======== RECORDS FOR THIS TASK ========

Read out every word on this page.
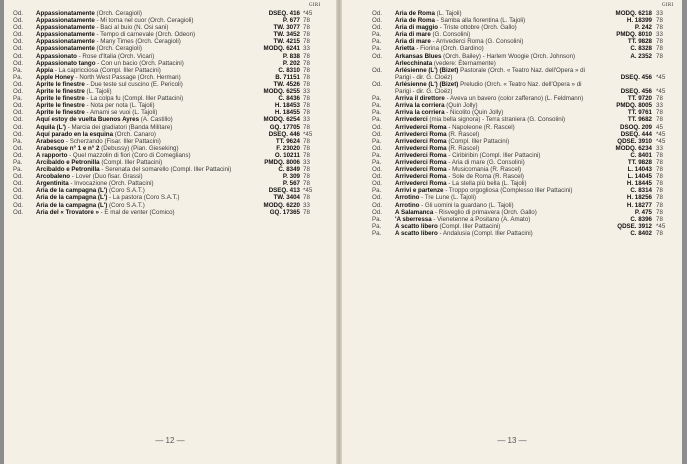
GIRI
Od. Appassionatamente (Orch. Ceragioli)	DSEQ. 416 *45
Od. Appassionatamente - Mi torna nel cuor (Orch. Ceragioli)	P. 677 78
Od. Appassionatamente - Baci al buio (N. Osi sani)	TW. 3077 78
Od. Appassionatamente - Tempo di carnevale (Orch. Odeon)	TW. 3452 78
Od. Appassionatamente - Many Times (Orch. Ceragioli)	TW. 4215 78
Od. Appassionatamente (Orch. Ceragioli)	MODQ. 6241 33
Od. Appassionato - Rose d'Italia (Orch. Vicari)	P. 838 78
Od. Appassionato tango - Con un bacio (Orch. Pattacini)	P. 202 78
Pa. Appia - La capricciosa (Compl. Iller Pattacini)	C. 8310 78
Pa. Apple Honey - North West Passage (Orch. Herman)	B. 71151 78
Od. Aprite le finestre - Due teste sul cuscino (E. Pericoli)	TW. 4526 78
Od. Aprite le finestre (L. Tajoli)	MODQ. 6255 33
Pa. Aprite le finestre - La colpa fu (Compl. Iller Pattacini)	C. 8436 78
Od. Aprite le finestre - Nota per nota (L. Tajoli)	H. 18453 78
Od. Aprite le finestre - Amami se vuoi (L. Tajoli)	H. 18455 78
Od. Aquí estoy de vuelta Buenos Ayres (A. Castillo)	MODQ. 6254 33
Od. Aquila (L') - Marcia dei gladiatori (Banda Militare)	GQ. 17705 78
Od. Aquí parado en la esquina (Orch. Canaro)	DSEQ. 446 *45
Pa. Arabesco - Scherzando (Fisar. Iller Pattacini)	TT. 9624 78
Od. Arabesque n° 1 e n° 2 (Debussy) (Pian. Gieseking)	F. 23020 78
Od. A rapporto - Quel mazzolin di fiori (Coro di Comeglians)	O. 10211 78
Pa. Arcibaldo e Petronilla (Compl. Iller Pattacini)	PMDQ. 8006 33
Pa. Arcibaldo e Petronilla - Serenata del somarello (Compl. Iller Pattacini)	C. 8349 78
Od. Arcobaleno - Lover (Duo fisar. Grassi)	P. 309 78
Od. Argentinita - Invocazione (Orch. Pattacini)	P. 567 78
Od. Aria de la campagna (L') (Coro S.A.T.)	DSEQ. 413 *45
Od. Aria de la campagna (L') - La pastora (Coro S.A.T.)	TW. 3404 78
Od. Aria de la campagna (L') (Coro S.A.T.)	MODQ. 6220 33
Od. Aria del « Trovatore » - E mal de venter (Comico)	GQ. 17365 78
— 12 —
GIRI
Od. Aria de Roma (L. Tajoli)	MODQ. 6218 33
Od. Aria de Roma - Samba alla fiorentina (L. Tajoli)	H. 18399 78
Od. Aria di maggio - Triste ottobre (Orch. Gallo)	P. 242 78
Pa. Aria di mare (G. Consolini)	PMDQ. 8010 33
Pa. Aria di mare - Arrivederci Roma (G. Consolini)	TT. 9828 78
Pa. Arietta - Fiorina (Orch. Gardino)	C. 8328 78
Od. Arkansas Blues (Orch. Bailey) - Harlem Woogie (Orch. Johnson)	A. 2352 78
Arlecchinata (vedere: Ėternamente)
Od. Arlésienne (L') (Bizet) Pastorale (Orch. « Teatro Naz. dell'Opera » di Parigi - dir. G. Cloëz)	DSEQ. 456 *45
Od. Arlésienne (L') (Bizet) Preludio (Orch. « Teatro Naz. dell'Opera » di Parigi - dir. G. Cloëz)	DSEQ. 456 *45
Pa. Arriva il direttore - Aveva un bavero (color zafferano) (L. Feldmann)	TT. 9720 78
Pa. Arriva la corriera (Quin Jolly)	PMDQ. 8005 33
Pa. Arriva la corriera - Nicolito (Quin Jolly)	TT. 9761 78
Pa. Arrivederci (mia bella signora) - Terra straniera (G. Consolini)	TT. 9682 78
Od. Arrivederci Roma - Napoleone (R. Rascel)	DSOQ. 209 45
Od. Arrivederci Roma (R. Rascel)	DSEQ. 444 *45
Pa. Arrivederci Roma (Compl. Iller Pattacini)	QDSE. 3910 *45
Od. Arrivederci Roma (R. Rascel)	MODQ. 6234 33
Pa. Arrivederci Roma - Ciribiribin (Compl. Iller Pattacini)	C. 8401 78
Pa. Arrivederci Roma - Aria di mare (G. Consolini)	TT. 9828 78
Od. Arrivederci Roma - Musicomania (R. Rascel)	L. 14043 78
Od. Arrivederci Roma - Sole de Roma (R. Rascel)	L. 14045 78
Od. Arrivederci Roma - La stella più bella (L. Tajoli)	H. 18445 78
Pa. Arrivi e partenze - Troppo orgogliosa (Complesso Iller Pattacini)	C. 8314 78
Od. Arrotino - Tre Lune (L. Tajoli)	H. 18256 78
Od. Arrotino - Gli uomini la guardano (L. Tajoli)	H. 18277 78
Od. A Salamanca - Risveglio di primavera (Orch. Gallo)	P. 475 78
Pa. 'A sberressa - Vienetenne a Positano (A. Amato)	C. 8396 78
Pa. A scatto libero (Compl. Iller Pattacini)	QDSE. 3912 *45
Pa. A scatto libero - Andalusia (Compl. Iller Pattacini)	C. 8402 78
— 13 —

========

### EXERCISE PROMPT
List each line in the listing that contains the string "Parigi".

### SOLUTION FOR THIS TASK
Od. Arlésienne (L') (Bizet) Pastorale (Orch. « Teatro Naz. dell'Opera » di Parigi - dir. G. Cloëz)	DSEQ. 456 *45
Od. Arlésienne (L') (Bizet) Preludio (Orch. « Teatro Naz. dell'Opera » di Parigi - dir. G. Cloëz)	DSEQ. 456 *45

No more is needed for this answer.